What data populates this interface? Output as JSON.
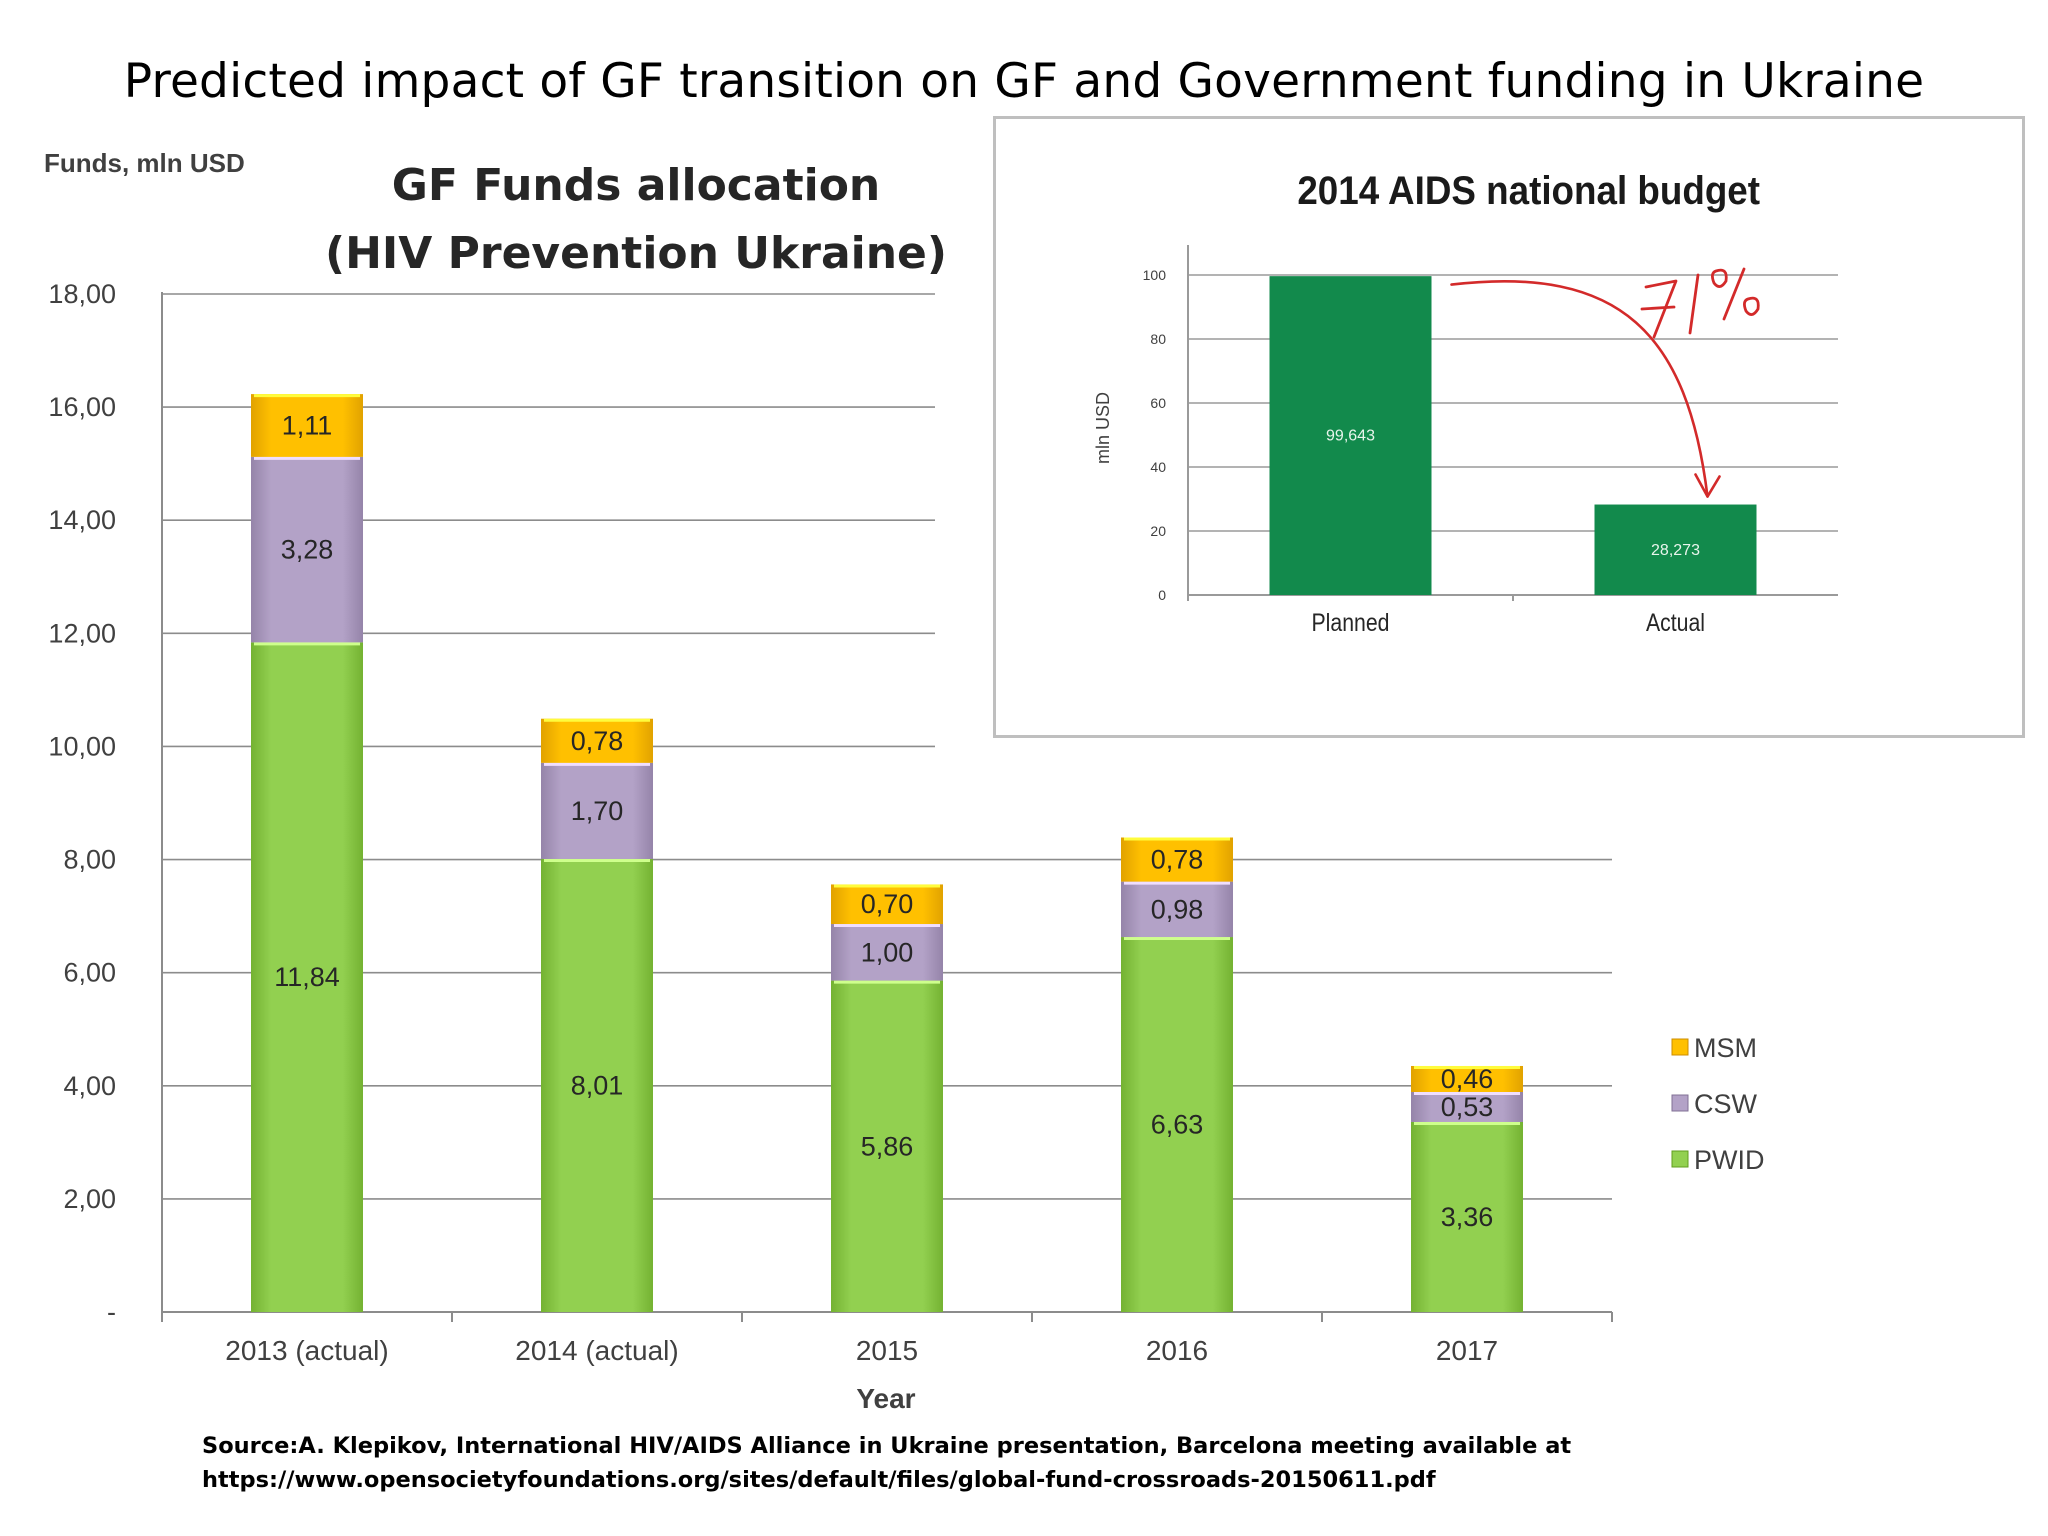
{
  "page": {
    "title": "Predicted impact of GF transition on GF and Government funding in Ukraine",
    "source_line1": "Source:A. Klepikov, International HIV/AIDS Alliance in Ukraine presentation, Barcelona meeting available at",
    "source_line2": "https://www.opensocietyfoundations.org/sites/default/files/global-fund-crossroads-20150611.pdf"
  },
  "chart_data": [
    {
      "type": "bar",
      "stacked": true,
      "title": "GF Funds allocation (HIV Prevention Ukraine)",
      "title_lines": [
        "GF Funds allocation",
        "(HIV Prevention Ukraine)"
      ],
      "ylabel": "Funds, mln USD",
      "xlabel": "Year",
      "categories": [
        "2013 (actual)",
        "2014 (actual)",
        "2015",
        "2016",
        "2017"
      ],
      "ylim": [
        0,
        18
      ],
      "yticks": [
        {
          "value": 0,
          "label": "-"
        },
        {
          "value": 2,
          "label": "2,00"
        },
        {
          "value": 4,
          "label": "4,00"
        },
        {
          "value": 6,
          "label": "6,00"
        },
        {
          "value": 8,
          "label": "8,00"
        },
        {
          "value": 10,
          "label": "10,00"
        },
        {
          "value": 12,
          "label": "12,00"
        },
        {
          "value": 14,
          "label": "14,00"
        },
        {
          "value": 16,
          "label": "16,00"
        },
        {
          "value": 18,
          "label": "18,00"
        }
      ],
      "grid": true,
      "legend_position": "right",
      "series": [
        {
          "name": "PWID",
          "color": "#92d050",
          "values": [
            11.84,
            8.01,
            5.86,
            6.63,
            3.36
          ],
          "labels": [
            "11,84",
            "8,01",
            "5,86",
            "6,63",
            "3,36"
          ]
        },
        {
          "name": "CSW",
          "color": "#b3a2c7",
          "values": [
            3.28,
            1.7,
            1.0,
            0.98,
            0.53
          ],
          "labels": [
            "3,28",
            "1,70",
            "1,00",
            "0,98",
            "0,53"
          ]
        },
        {
          "name": "MSM",
          "color": "#ffc000",
          "values": [
            1.11,
            0.78,
            0.7,
            0.78,
            0.46
          ],
          "labels": [
            "1,11",
            "0,78",
            "0,70",
            "0,78",
            "0,46"
          ]
        }
      ],
      "legend_order": [
        "MSM",
        "CSW",
        "PWID"
      ]
    },
    {
      "type": "bar",
      "title": "2014 AIDS national budget",
      "ylabel": "mln USD",
      "xlabel": "",
      "categories": [
        "Planned",
        "Actual"
      ],
      "values": [
        99.643,
        28.273
      ],
      "labels": [
        "99,643",
        "28,273"
      ],
      "color": "#128a4c",
      "ylim": [
        0,
        100
      ],
      "yticks": [
        0,
        20,
        40,
        60,
        80,
        100
      ],
      "grid": true,
      "annotation": {
        "text": "71%",
        "style": "handwritten red arrow from Planned to Actual",
        "color": "#d32a2a"
      }
    }
  ]
}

:::::

## What you should do:
Looking at the data above, how many lines hold the word "Funds"? Respond with the number alone.

## Solved exercise:
3